◆ What is required ◆
Return the records exactly as they are.

◆ Records ◆
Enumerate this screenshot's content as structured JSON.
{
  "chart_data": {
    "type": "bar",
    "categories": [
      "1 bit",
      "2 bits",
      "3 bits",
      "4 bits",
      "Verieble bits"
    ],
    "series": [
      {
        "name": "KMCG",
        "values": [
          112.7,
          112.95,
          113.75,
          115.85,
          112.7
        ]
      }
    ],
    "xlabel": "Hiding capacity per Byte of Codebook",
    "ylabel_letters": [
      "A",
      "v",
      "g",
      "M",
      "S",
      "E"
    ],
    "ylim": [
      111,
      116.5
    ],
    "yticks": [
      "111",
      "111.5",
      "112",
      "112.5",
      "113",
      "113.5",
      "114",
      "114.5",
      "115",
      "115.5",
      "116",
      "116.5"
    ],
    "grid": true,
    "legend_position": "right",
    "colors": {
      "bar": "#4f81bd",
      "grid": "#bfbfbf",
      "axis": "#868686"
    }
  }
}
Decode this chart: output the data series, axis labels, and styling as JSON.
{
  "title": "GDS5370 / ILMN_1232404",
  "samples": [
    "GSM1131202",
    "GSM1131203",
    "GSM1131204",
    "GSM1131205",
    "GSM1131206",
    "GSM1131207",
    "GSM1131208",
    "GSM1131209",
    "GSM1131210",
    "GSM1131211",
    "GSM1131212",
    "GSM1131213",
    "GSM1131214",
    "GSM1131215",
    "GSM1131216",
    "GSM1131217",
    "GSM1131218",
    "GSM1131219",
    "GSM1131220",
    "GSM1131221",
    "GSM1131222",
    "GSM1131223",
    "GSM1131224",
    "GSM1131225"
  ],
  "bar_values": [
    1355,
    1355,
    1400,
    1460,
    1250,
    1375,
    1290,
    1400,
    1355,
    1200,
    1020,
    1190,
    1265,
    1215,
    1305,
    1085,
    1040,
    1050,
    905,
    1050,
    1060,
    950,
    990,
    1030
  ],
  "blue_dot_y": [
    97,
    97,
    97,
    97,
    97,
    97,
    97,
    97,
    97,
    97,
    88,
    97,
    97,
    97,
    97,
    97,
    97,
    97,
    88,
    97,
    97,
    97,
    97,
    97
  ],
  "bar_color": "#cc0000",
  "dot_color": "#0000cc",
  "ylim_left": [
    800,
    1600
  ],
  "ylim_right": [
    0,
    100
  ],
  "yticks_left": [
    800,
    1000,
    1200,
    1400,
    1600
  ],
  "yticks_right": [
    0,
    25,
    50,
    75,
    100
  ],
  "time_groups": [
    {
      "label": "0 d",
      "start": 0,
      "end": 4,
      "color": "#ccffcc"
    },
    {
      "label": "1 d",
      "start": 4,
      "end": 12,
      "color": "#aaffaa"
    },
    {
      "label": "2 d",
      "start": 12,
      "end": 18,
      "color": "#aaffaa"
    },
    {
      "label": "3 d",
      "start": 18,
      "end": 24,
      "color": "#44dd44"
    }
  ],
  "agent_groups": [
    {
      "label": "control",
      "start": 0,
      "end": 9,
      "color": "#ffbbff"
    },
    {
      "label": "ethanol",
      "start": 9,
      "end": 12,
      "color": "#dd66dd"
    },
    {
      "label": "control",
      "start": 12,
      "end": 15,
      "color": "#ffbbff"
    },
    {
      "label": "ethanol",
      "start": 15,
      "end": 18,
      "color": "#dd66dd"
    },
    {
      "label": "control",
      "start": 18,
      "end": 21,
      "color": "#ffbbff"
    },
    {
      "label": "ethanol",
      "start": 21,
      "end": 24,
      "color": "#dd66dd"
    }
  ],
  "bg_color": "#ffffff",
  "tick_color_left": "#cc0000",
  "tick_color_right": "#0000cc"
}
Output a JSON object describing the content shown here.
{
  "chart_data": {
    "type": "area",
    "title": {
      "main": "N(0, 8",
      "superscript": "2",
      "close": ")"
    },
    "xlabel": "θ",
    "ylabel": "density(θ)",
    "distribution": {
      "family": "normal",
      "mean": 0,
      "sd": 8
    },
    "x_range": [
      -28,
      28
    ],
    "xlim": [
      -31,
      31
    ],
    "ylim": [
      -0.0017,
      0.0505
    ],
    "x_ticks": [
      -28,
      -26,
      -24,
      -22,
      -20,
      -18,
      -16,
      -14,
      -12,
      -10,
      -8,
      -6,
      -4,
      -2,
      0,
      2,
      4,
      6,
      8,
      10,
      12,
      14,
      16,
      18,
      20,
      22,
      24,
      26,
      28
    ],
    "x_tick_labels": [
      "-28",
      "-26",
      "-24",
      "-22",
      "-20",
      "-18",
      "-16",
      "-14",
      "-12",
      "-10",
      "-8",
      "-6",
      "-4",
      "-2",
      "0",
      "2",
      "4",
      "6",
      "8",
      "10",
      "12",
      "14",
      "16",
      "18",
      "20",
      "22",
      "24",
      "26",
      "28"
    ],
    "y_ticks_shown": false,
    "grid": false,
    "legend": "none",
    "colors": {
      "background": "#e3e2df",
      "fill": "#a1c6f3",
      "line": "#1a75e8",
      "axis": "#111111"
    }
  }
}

◆ Exercise output ◆
Enumerate this screenshot's content as structured JSON.
{
  "chart_data": {
    "type": "bar",
    "categories": [
      "1 bit",
      "2 bits",
      "3 bits",
      "4 bits",
      "Verieble bits"
    ],
    "series": [
      {
        "name": "KMCG",
        "values": [
          112.7,
          112.95,
          113.75,
          115.85,
          112.7
        ]
      }
    ],
    "xlabel": "Hiding capacity per Byte of Codebook",
    "ylabel_letters": [
      "A",
      "v",
      "g",
      "M",
      "S",
      "E"
    ],
    "ylim": [
      111,
      116.5
    ],
    "yticks": [
      "111",
      "111.5",
      "112",
      "112.5",
      "113",
      "113.5",
      "114",
      "114.5",
      "115",
      "115.5",
      "116",
      "116.5"
    ],
    "grid": true,
    "legend_position": "right",
    "colors": {
      "bar": "#4f81bd",
      "grid": "#bfbfbf",
      "axis": "#868686"
    }
  }
}
Decode this chart: output the data series, axis labels, and styling as JSON.
{
  "title": "GDS5370 / ILMN_1232404",
  "samples": [
    "GSM1131202",
    "GSM1131203",
    "GSM1131204",
    "GSM1131205",
    "GSM1131206",
    "GSM1131207",
    "GSM1131208",
    "GSM1131209",
    "GSM1131210",
    "GSM1131211",
    "GSM1131212",
    "GSM1131213",
    "GSM1131214",
    "GSM1131215",
    "GSM1131216",
    "GSM1131217",
    "GSM1131218",
    "GSM1131219",
    "GSM1131220",
    "GSM1131221",
    "GSM1131222",
    "GSM1131223",
    "GSM1131224",
    "GSM1131225"
  ],
  "bar_values": [
    1355,
    1355,
    1400,
    1460,
    1250,
    1375,
    1290,
    1400,
    1355,
    1200,
    1020,
    1190,
    1265,
    1215,
    1305,
    1085,
    1040,
    1050,
    905,
    1050,
    1060,
    950,
    990,
    1030
  ],
  "blue_dot_y": [
    97,
    97,
    97,
    97,
    97,
    97,
    97,
    97,
    97,
    97,
    88,
    97,
    97,
    97,
    97,
    97,
    97,
    97,
    88,
    97,
    97,
    97,
    97,
    97
  ],
  "bar_color": "#cc0000",
  "dot_color": "#0000cc",
  "ylim_left": [
    800,
    1600
  ],
  "ylim_right": [
    0,
    100
  ],
  "yticks_left": [
    800,
    1000,
    1200,
    1400,
    1600
  ],
  "yticks_right": [
    0,
    25,
    50,
    75,
    100
  ],
  "time_groups": [
    {
      "label": "0 d",
      "start": 0,
      "end": 4,
      "color": "#ccffcc"
    },
    {
      "label": "1 d",
      "start": 4,
      "end": 12,
      "color": "#aaffaa"
    },
    {
      "label": "2 d",
      "start": 12,
      "end": 18,
      "color": "#aaffaa"
    },
    {
      "label": "3 d",
      "start": 18,
      "end": 24,
      "color": "#44dd44"
    }
  ],
  "agent_groups": [
    {
      "label": "control",
      "start": 0,
      "end": 9,
      "color": "#ffbbff"
    },
    {
      "label": "ethanol",
      "start": 9,
      "end": 12,
      "color": "#dd66dd"
    },
    {
      "label": "control",
      "start": 12,
      "end": 15,
      "color": "#ffbbff"
    },
    {
      "label": "ethanol",
      "start": 15,
      "end": 18,
      "color": "#dd66dd"
    },
    {
      "label": "control",
      "start": 18,
      "end": 21,
      "color": "#ffbbff"
    },
    {
      "label": "ethanol",
      "start": 21,
      "end": 24,
      "color": "#dd66dd"
    }
  ],
  "bg_color": "#ffffff",
  "tick_color_left": "#cc0000",
  "tick_color_right": "#0000cc"
}
Output a JSON object describing the content shown here.
{
  "chart_data": {
    "type": "area",
    "title": {
      "main": "N(0, 8",
      "superscript": "2",
      "close": ")"
    },
    "xlabel": "θ",
    "ylabel": "density(θ)",
    "distribution": {
      "family": "normal",
      "mean": 0,
      "sd": 8
    },
    "x_range": [
      -28,
      28
    ],
    "xlim": [
      -31,
      31
    ],
    "ylim": [
      -0.0017,
      0.0505
    ],
    "x_ticks": [
      -28,
      -26,
      -24,
      -22,
      -20,
      -18,
      -16,
      -14,
      -12,
      -10,
      -8,
      -6,
      -4,
      -2,
      0,
      2,
      4,
      6,
      8,
      10,
      12,
      14,
      16,
      18,
      20,
      22,
      24,
      26,
      28
    ],
    "x_tick_labels": [
      "-28",
      "-26",
      "-24",
      "-22",
      "-20",
      "-18",
      "-16",
      "-14",
      "-12",
      "-10",
      "-8",
      "-6",
      "-4",
      "-2",
      "0",
      "2",
      "4",
      "6",
      "8",
      "10",
      "12",
      "14",
      "16",
      "18",
      "20",
      "22",
      "24",
      "26",
      "28"
    ],
    "y_ticks_shown": false,
    "grid": false,
    "legend": "none",
    "colors": {
      "background": "#e3e2df",
      "fill": "#a1c6f3",
      "line": "#1a75e8",
      "axis": "#111111"
    }
  }
}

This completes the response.